# Request
Assemble all lines in which the string "name" appears.

# Given records
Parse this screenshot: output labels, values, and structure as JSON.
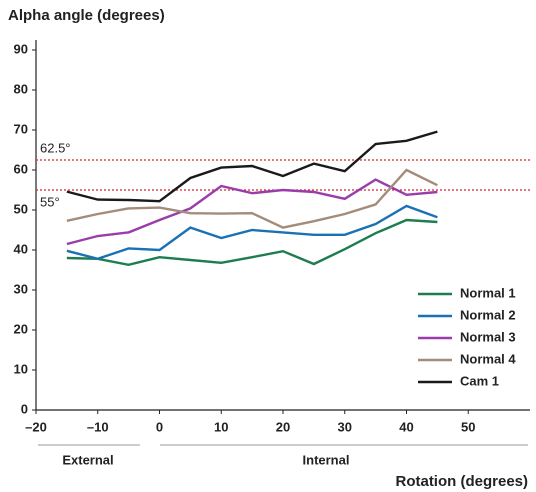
{
  "chart_data": {
    "type": "line",
    "title": "Alpha angle (degrees)",
    "x_label": "Rotation (degrees)",
    "groups": [
      "External",
      "Internal"
    ],
    "x": [
      -15,
      -10,
      -5,
      0,
      5,
      10,
      15,
      20,
      25,
      30,
      35,
      40,
      45
    ],
    "series": [
      {
        "name": "Normal 1",
        "color": "#1e7d4e",
        "values": [
          38,
          37.8,
          36.3,
          38.2,
          37.5,
          36.8,
          38.2,
          39.7,
          36.5,
          40.2,
          44.2,
          47.5,
          47
        ]
      },
      {
        "name": "Normal 2",
        "color": "#1a72b4",
        "values": [
          39.8,
          37.8,
          40.4,
          40,
          45.6,
          43,
          45,
          44.4,
          43.8,
          43.8,
          46.5,
          51,
          48.2
        ]
      },
      {
        "name": "Normal 3",
        "color": "#9a3dab",
        "values": [
          41.5,
          43.5,
          44.4,
          47.5,
          50.4,
          56,
          54.2,
          55,
          54.5,
          52.8,
          57.6,
          53.8,
          54.5
        ]
      },
      {
        "name": "Normal 4",
        "color": "#a38c7a",
        "values": [
          47.3,
          49,
          50.4,
          50.6,
          49.2,
          49.1,
          49.2,
          45.6,
          47.2,
          49,
          51.4,
          60,
          56.2
        ]
      },
      {
        "name": "Cam 1",
        "color": "#1a1a1a",
        "values": [
          54.6,
          52.6,
          52.5,
          52.2,
          58,
          60.6,
          61,
          58.5,
          61.6,
          59.7,
          66.5,
          67.3,
          69.6
        ]
      }
    ],
    "reference_lines": [
      {
        "value": 62.5,
        "label": "62.5°",
        "color": "#d9232a"
      },
      {
        "value": 55,
        "label": "55°",
        "color": "#d9232a"
      }
    ],
    "xlim": [
      -20,
      60
    ],
    "xticks": [
      {
        "value": -20,
        "label": "–20"
      },
      {
        "value": -10,
        "label": "–10"
      },
      0,
      10,
      20,
      30,
      40,
      50
    ],
    "ylim": [
      0,
      90
    ],
    "yticks": [
      0,
      10,
      20,
      30,
      40,
      50,
      60,
      70,
      80,
      90
    ],
    "legend": "lower right"
  }
}
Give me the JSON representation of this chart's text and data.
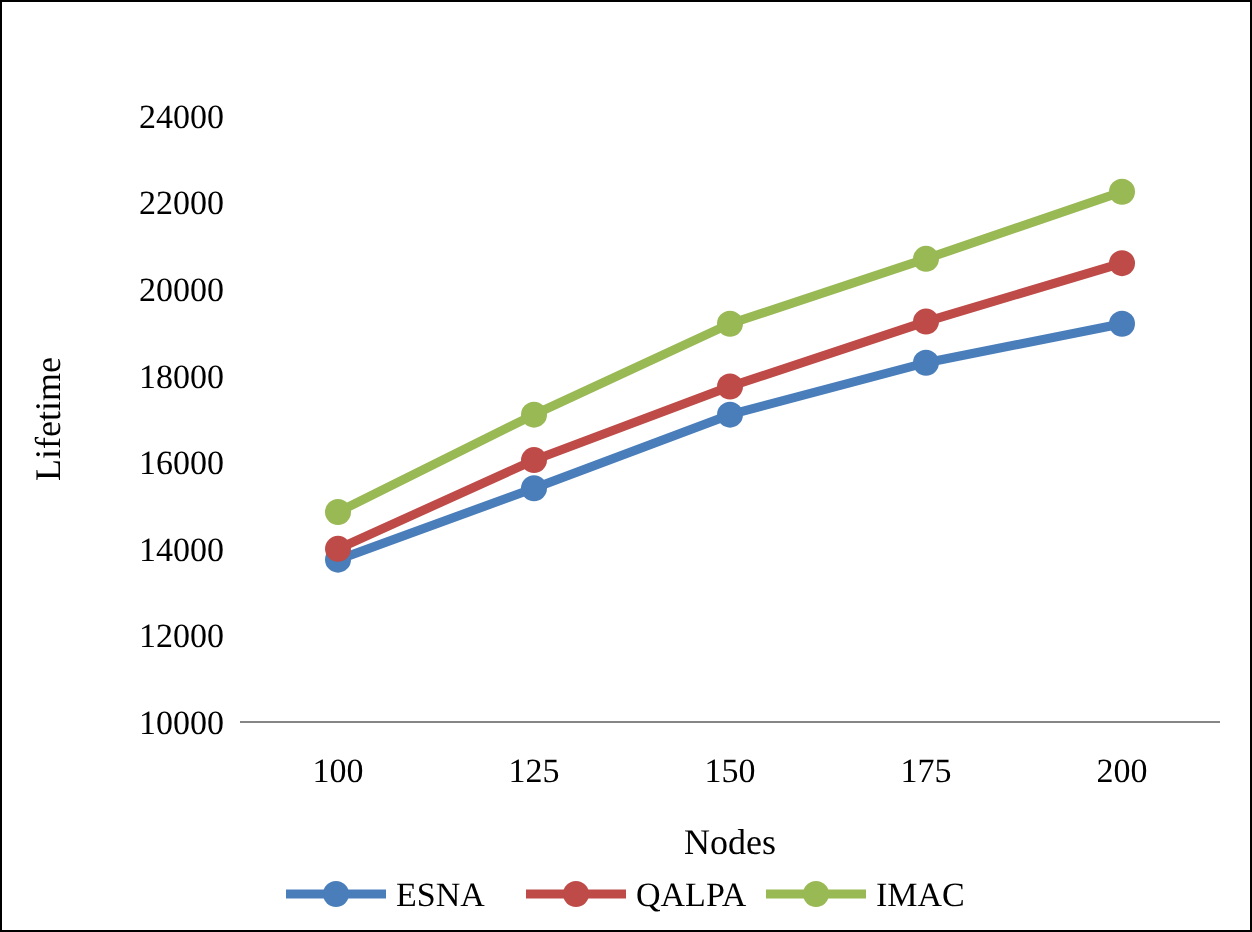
{
  "chart_data": {
    "type": "line",
    "xlabel": "Nodes",
    "ylabel": "Lifetime",
    "categories": [
      "100",
      "125",
      "150",
      "175",
      "200"
    ],
    "series": [
      {
        "name": "ESNA",
        "color": "#4a7ebb",
        "values": [
          13750,
          15400,
          17100,
          18300,
          19200
        ]
      },
      {
        "name": "QALPA",
        "color": "#be4b48",
        "values": [
          14000,
          16050,
          17750,
          19250,
          20600
        ]
      },
      {
        "name": "IMAC",
        "color": "#98b954",
        "values": [
          14850,
          17100,
          19200,
          20700,
          22250
        ]
      }
    ],
    "ylim": [
      10000,
      24000
    ],
    "yticks": [
      10000,
      12000,
      14000,
      16000,
      18000,
      20000,
      22000,
      24000
    ],
    "grid": false,
    "legend": "bottom",
    "marker": "circle",
    "line_style": "solid"
  }
}
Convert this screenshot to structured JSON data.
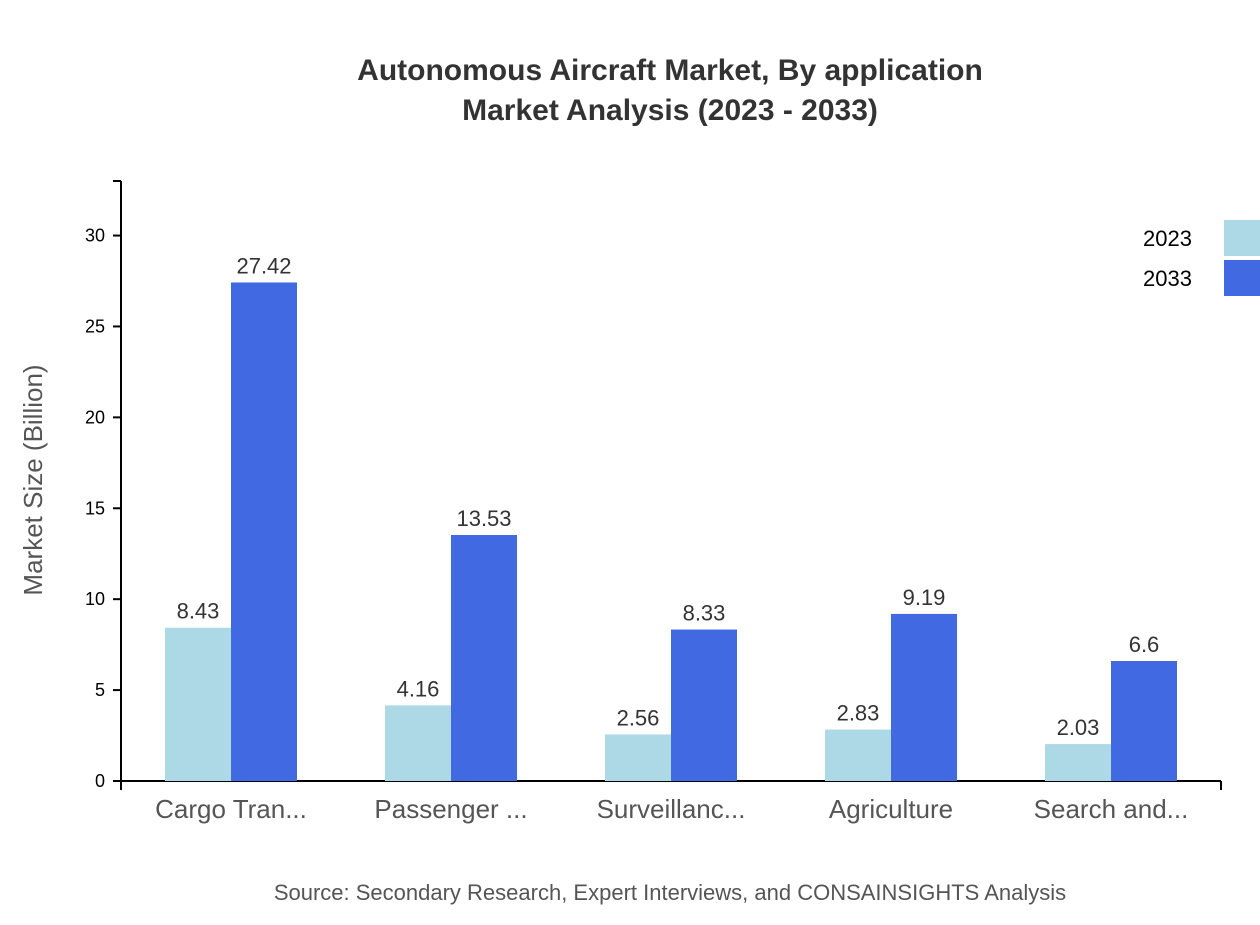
{
  "chart_data": {
    "type": "bar",
    "title": "Autonomous Aircraft Market, By application",
    "subtitle": "Market Analysis (2023 - 2033)",
    "xlabel": "",
    "ylabel": "Market Size (Billion)",
    "ylim": [
      0,
      33
    ],
    "yticks": [
      0,
      5,
      10,
      15,
      20,
      25,
      30
    ],
    "categories": [
      "Cargo Tran...",
      "Passenger ...",
      "Surveillanc...",
      "Agriculture",
      "Search and..."
    ],
    "series": [
      {
        "name": "2023",
        "color": "#add8e6",
        "values": [
          8.43,
          4.16,
          2.56,
          2.83,
          2.03
        ]
      },
      {
        "name": "2033",
        "color": "#4169e1",
        "values": [
          27.42,
          13.53,
          8.33,
          9.19,
          6.6
        ]
      }
    ],
    "legend": "top-right",
    "grid": false,
    "source": "Source: Secondary Research, Expert Interviews, and CONSAINSIGHTS Analysis"
  }
}
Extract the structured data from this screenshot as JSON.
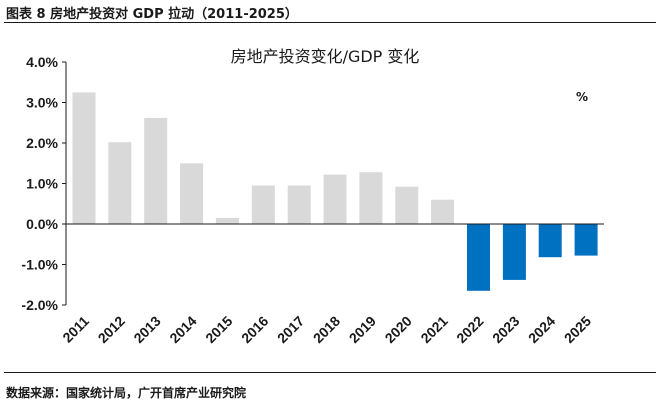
{
  "figure": {
    "caption": "图表 8 房地产投资对 GDP 拉动（2011-2025）",
    "source": "数据来源：国家统计局，广开首席产业研究院"
  },
  "colors": {
    "positive": "#d9d9d9",
    "negative": "#0070c0",
    "axis": "#1a1a1a"
  },
  "chart_data": {
    "type": "bar",
    "title": "房地产投资变化/GDP 变化",
    "unit": "%",
    "categories": [
      "2011",
      "2012",
      "2013",
      "2014",
      "2015",
      "2016",
      "2017",
      "2018",
      "2019",
      "2020",
      "2021",
      "2022",
      "2023",
      "2024",
      "2025"
    ],
    "values": [
      3.25,
      2.02,
      2.62,
      1.5,
      0.15,
      0.95,
      0.95,
      1.22,
      1.28,
      0.92,
      0.6,
      -1.65,
      -1.38,
      -0.82,
      -0.78
    ],
    "ylim": [
      -2.0,
      4.0
    ],
    "yticks": [
      4.0,
      3.0,
      2.0,
      1.0,
      0.0,
      -1.0,
      -2.0
    ],
    "ytick_labels": [
      "4.0%",
      "3.0%",
      "2.0%",
      "1.0%",
      "0.0%",
      "-1.0%",
      "-2.0%"
    ],
    "grid": false,
    "legend": "none"
  }
}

# Answer to this task
        "name": "Normal 1",
        "name": "Normal 2",
        "name": "Normal 3",
        "name": "Normal 4",
        "name": "Cam 1",
        "name": "ESNA",
        "name": "QALPA",
        "name": "IMAC",
        "name": "2023",
        "name": "2033",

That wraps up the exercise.